Items from a dataset >>
----

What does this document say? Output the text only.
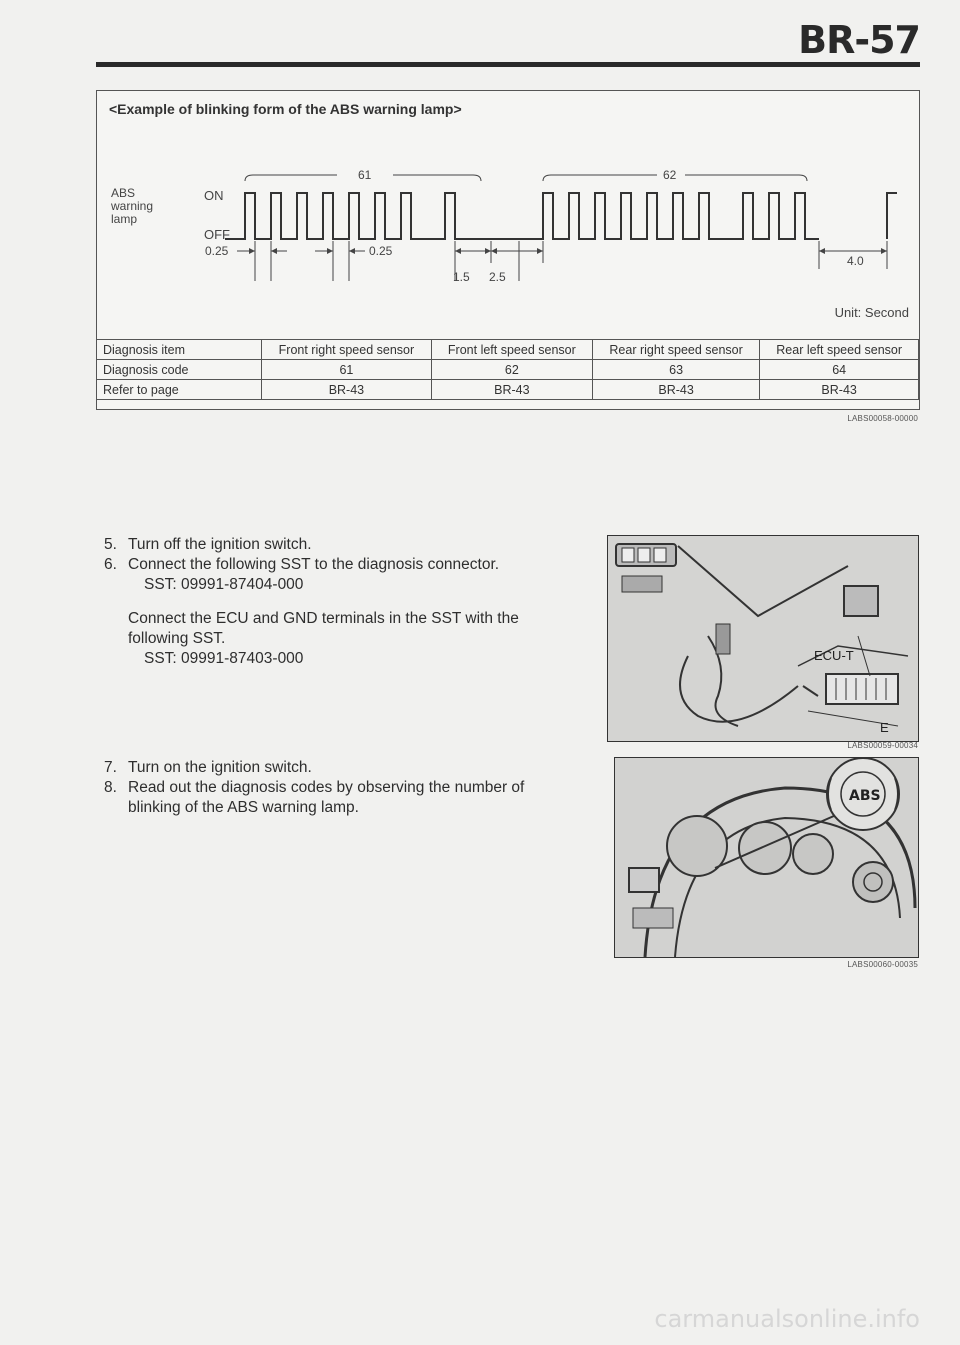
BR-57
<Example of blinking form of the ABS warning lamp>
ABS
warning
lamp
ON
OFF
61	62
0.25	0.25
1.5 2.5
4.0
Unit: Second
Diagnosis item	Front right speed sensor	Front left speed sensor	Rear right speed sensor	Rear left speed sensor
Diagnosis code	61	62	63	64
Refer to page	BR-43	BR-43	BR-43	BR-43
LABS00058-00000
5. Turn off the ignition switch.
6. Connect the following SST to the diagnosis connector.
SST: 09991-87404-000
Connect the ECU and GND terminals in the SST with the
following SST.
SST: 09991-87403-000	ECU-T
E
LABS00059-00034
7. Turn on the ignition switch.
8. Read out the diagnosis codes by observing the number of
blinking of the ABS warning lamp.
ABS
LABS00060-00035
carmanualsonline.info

----

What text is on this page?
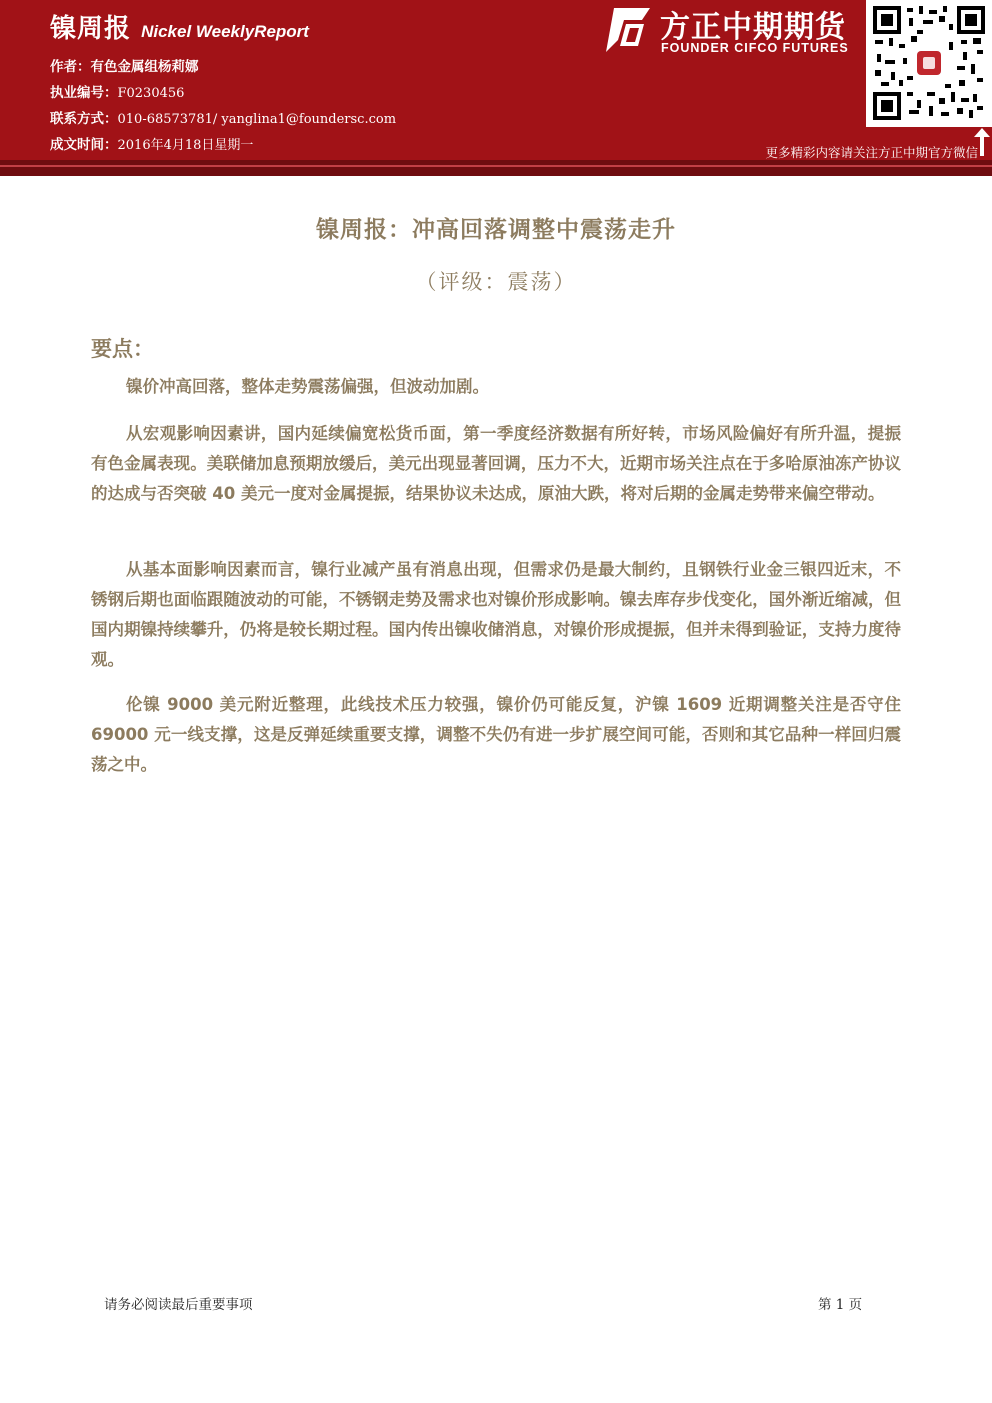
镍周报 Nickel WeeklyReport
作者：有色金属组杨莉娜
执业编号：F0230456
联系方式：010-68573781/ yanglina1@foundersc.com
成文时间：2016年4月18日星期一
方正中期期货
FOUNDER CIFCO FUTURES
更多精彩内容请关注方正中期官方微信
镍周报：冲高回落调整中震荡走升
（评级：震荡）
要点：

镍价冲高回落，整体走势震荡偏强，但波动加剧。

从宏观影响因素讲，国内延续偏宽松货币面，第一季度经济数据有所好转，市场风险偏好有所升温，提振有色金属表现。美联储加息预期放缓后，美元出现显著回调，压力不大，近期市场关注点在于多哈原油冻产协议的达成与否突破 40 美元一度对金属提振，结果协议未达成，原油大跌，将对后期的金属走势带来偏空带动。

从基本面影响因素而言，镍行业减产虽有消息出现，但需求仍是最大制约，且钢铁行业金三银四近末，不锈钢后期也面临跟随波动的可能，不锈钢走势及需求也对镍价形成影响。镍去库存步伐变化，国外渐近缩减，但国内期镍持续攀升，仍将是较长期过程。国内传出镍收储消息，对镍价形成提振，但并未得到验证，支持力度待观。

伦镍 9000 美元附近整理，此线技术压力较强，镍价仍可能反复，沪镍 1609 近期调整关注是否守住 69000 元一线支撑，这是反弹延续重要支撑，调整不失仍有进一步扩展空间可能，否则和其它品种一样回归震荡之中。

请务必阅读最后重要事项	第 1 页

----

WHAT THE EXERCISE ASKS >>
Report how many lines of the data contain the word "text", using the number alone.

TASK RESPONSE >>
2